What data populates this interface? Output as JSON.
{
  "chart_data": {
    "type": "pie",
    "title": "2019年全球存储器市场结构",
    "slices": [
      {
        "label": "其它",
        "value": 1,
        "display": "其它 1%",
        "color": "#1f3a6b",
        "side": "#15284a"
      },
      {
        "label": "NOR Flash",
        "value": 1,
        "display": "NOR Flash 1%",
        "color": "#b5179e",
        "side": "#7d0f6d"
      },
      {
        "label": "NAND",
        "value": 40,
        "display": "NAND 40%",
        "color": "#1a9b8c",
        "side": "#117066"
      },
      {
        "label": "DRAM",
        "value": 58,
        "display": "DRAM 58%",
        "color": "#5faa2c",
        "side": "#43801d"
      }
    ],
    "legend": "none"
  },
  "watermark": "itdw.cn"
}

■ **AIM**
Copy each line of the data exactly, leaving nothing out.

■ **RESPONSE BELOW**
What data populates this interface? Output as JSON.
{
  "chart_data": {
    "type": "pie",
    "title": "2019年全球存储器市场结构",
    "slices": [
      {
        "label": "其它",
        "value": 1,
        "display": "其它 1%",
        "color": "#1f3a6b",
        "side": "#15284a"
      },
      {
        "label": "NOR Flash",
        "value": 1,
        "display": "NOR Flash 1%",
        "color": "#b5179e",
        "side": "#7d0f6d"
      },
      {
        "label": "NAND",
        "value": 40,
        "display": "NAND 40%",
        "color": "#1a9b8c",
        "side": "#117066"
      },
      {
        "label": "DRAM",
        "value": 58,
        "display": "DRAM 58%",
        "color": "#5faa2c",
        "side": "#43801d"
      }
    ],
    "legend": "none"
  },
  "watermark": "itdw.cn"
}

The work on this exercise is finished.